▸ **Requirement**: Write out every line below that includes the word "Parsel".

▸ **Stored data**:
________________
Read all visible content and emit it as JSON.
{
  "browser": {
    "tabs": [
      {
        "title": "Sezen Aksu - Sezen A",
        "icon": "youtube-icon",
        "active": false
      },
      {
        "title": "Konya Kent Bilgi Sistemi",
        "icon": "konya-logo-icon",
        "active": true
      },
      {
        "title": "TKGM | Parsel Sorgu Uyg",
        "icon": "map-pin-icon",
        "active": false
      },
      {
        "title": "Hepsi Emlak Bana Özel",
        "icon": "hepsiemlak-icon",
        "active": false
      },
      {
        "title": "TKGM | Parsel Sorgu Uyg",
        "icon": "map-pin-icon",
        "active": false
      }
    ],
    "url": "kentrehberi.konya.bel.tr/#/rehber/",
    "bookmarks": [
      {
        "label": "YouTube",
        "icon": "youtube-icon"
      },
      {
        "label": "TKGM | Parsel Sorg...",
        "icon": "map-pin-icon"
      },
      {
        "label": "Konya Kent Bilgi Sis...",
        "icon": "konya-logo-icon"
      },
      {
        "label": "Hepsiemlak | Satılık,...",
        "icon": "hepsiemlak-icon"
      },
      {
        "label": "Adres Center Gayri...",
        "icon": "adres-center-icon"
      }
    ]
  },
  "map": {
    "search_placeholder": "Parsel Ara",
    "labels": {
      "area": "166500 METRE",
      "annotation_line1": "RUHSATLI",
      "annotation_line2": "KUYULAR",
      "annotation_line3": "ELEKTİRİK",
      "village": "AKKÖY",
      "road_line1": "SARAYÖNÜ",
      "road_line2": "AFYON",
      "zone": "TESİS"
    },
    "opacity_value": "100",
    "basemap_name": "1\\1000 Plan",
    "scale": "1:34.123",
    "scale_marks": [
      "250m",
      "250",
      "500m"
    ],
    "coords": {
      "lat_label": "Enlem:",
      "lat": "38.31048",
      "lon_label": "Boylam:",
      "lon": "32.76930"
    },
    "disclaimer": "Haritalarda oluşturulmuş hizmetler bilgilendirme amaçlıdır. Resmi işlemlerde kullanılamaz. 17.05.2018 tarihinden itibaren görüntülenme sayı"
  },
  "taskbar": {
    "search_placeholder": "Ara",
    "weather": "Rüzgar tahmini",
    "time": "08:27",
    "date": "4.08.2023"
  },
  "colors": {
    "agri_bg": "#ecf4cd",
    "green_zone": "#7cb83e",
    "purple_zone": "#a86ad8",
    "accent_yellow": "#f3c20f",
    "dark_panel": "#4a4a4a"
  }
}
________________
▸ **Problem solution**:
        "title": "TKGM | Parsel Sorgu Uyg",
        "title": "TKGM | Parsel Sorgu Uyg",
        "label": "TKGM | Parsel Sorg...",
    "search_placeholder": "Parsel Ara",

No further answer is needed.